[Problem requirements] Count the lines below that contain "free". Give only the number.

[Extracted data entries]
- - - -

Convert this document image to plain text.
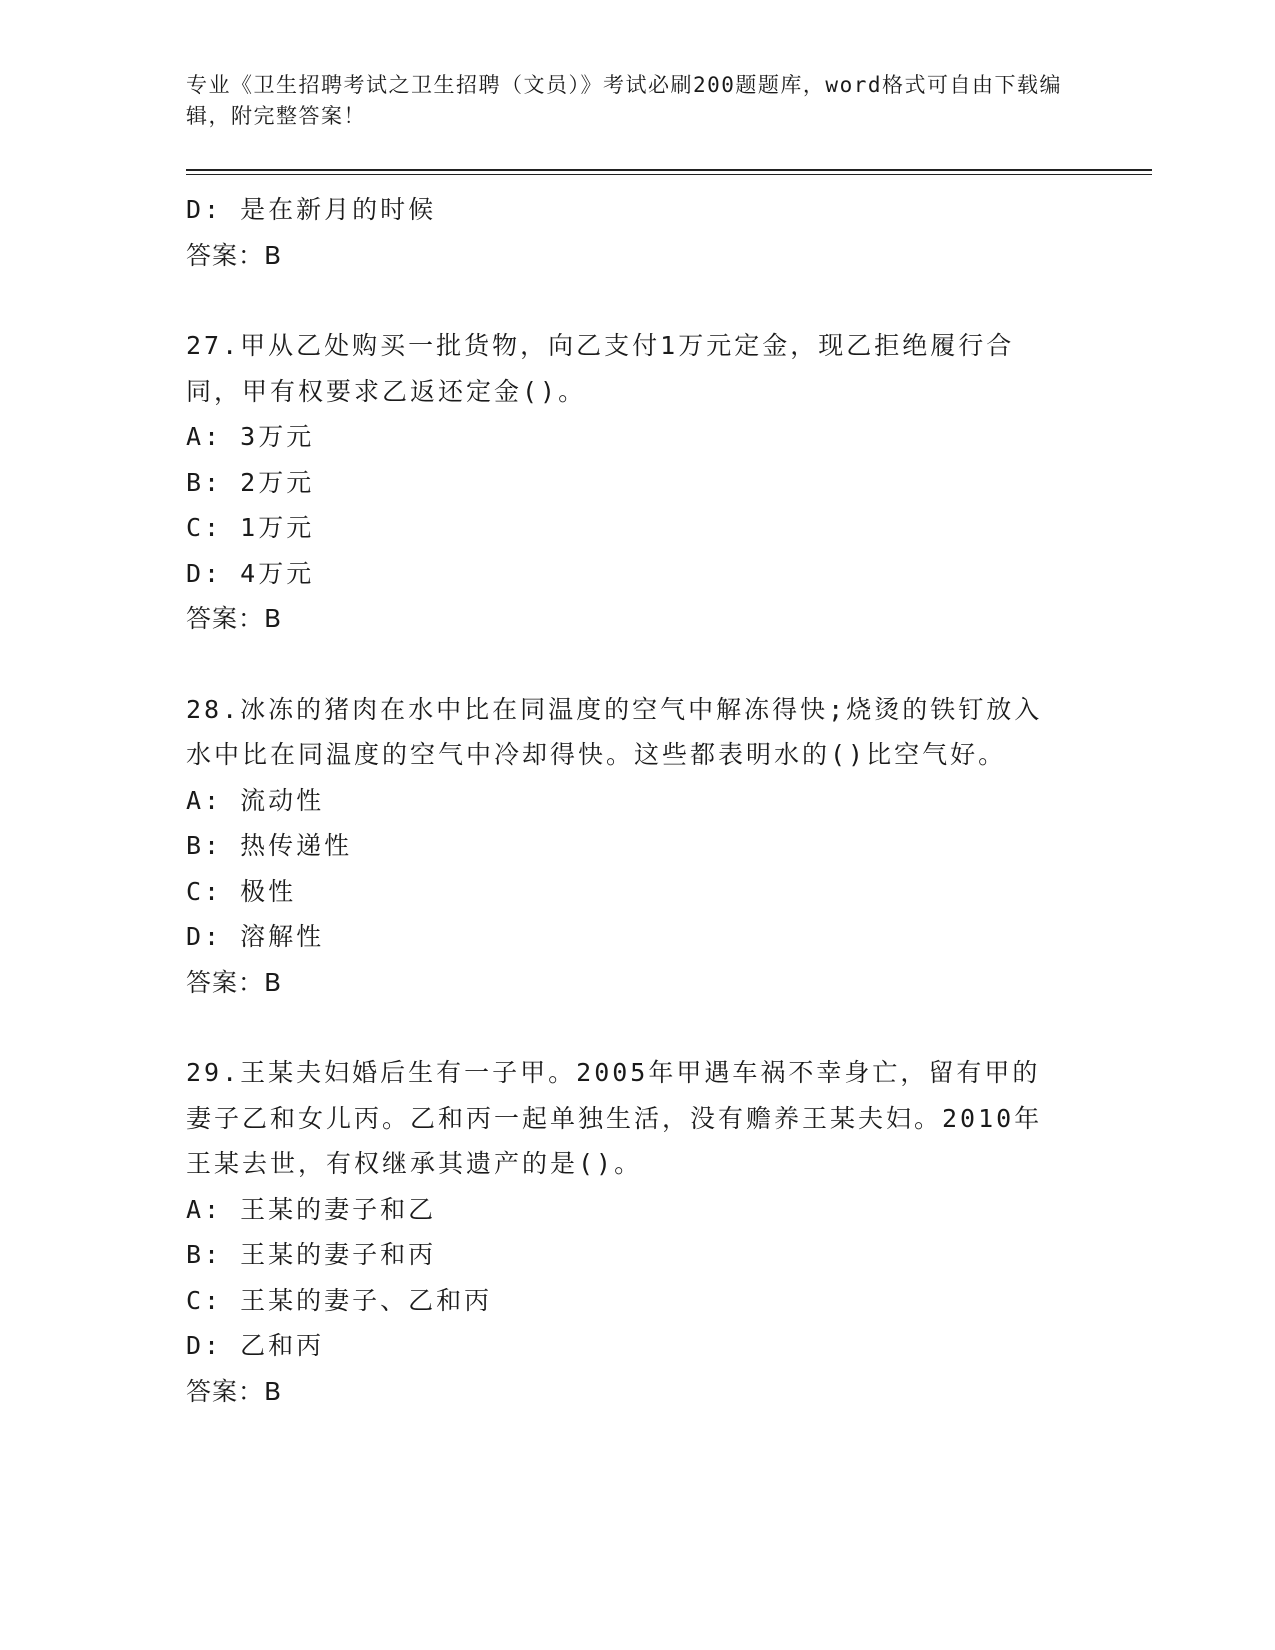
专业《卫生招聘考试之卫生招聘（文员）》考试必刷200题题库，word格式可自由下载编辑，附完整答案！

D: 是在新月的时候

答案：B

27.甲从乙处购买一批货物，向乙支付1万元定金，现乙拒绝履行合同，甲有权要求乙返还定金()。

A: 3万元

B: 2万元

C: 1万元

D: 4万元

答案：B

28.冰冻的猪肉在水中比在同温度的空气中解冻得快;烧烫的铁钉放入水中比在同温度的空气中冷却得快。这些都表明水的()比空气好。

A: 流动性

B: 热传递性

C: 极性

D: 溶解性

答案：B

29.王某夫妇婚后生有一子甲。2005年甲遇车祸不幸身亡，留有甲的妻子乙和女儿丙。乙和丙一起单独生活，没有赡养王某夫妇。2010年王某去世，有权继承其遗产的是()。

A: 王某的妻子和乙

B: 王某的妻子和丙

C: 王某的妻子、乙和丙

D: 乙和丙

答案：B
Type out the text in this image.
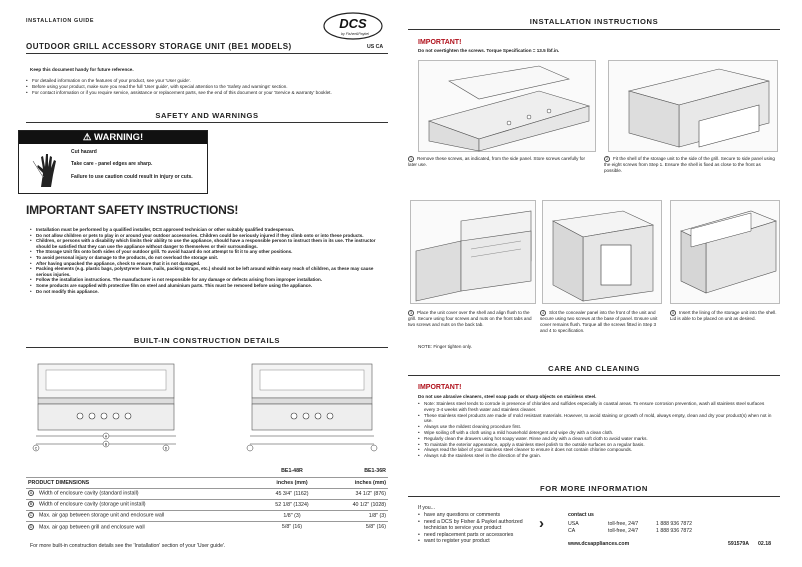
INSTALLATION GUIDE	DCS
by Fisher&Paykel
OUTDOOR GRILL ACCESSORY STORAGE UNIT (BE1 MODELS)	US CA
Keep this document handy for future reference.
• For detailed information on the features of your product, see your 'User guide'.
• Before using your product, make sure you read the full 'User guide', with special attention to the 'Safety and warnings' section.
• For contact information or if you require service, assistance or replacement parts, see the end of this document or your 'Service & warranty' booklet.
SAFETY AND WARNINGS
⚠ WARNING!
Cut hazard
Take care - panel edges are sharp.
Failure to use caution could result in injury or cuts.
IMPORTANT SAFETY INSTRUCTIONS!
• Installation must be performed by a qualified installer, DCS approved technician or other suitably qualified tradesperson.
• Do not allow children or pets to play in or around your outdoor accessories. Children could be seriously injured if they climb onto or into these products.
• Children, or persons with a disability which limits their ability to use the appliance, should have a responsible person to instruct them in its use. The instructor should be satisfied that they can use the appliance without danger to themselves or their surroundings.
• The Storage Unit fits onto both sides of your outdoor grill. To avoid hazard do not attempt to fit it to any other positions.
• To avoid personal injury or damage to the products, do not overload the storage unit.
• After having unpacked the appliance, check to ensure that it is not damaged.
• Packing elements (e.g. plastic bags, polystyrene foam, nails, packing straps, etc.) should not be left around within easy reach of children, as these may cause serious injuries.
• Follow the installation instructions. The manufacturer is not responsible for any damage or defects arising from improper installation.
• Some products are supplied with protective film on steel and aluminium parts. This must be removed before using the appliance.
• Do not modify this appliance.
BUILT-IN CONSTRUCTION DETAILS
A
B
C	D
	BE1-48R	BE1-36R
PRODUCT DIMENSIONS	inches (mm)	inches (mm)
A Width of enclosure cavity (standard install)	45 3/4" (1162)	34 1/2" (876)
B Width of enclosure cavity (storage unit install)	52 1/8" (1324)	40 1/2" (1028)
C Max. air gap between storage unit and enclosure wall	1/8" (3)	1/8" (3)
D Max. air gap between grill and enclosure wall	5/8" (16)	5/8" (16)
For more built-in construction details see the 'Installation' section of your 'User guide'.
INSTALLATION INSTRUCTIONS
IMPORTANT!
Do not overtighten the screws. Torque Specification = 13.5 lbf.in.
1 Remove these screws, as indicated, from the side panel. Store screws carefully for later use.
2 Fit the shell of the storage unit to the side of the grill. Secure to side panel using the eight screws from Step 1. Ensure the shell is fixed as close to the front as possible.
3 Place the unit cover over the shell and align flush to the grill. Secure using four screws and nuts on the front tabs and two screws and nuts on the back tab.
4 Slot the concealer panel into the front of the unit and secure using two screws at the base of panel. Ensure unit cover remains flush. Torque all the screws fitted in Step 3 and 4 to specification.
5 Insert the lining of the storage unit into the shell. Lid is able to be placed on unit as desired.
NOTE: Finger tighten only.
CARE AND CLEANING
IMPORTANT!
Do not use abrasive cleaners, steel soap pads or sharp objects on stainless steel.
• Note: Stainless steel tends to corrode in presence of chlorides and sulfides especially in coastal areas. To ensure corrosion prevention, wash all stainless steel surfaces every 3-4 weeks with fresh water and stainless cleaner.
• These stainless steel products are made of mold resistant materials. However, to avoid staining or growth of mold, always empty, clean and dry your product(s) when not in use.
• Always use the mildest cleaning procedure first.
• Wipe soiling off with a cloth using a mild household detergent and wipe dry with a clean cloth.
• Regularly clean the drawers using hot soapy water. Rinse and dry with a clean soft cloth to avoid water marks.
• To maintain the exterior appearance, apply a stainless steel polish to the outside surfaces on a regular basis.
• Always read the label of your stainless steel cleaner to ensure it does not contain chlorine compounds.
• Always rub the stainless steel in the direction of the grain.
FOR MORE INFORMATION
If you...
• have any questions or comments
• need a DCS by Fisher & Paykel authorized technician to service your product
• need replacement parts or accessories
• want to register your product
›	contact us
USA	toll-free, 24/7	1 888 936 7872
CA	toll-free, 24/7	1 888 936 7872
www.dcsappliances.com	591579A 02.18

- - - -

[Reply to the exercise] 2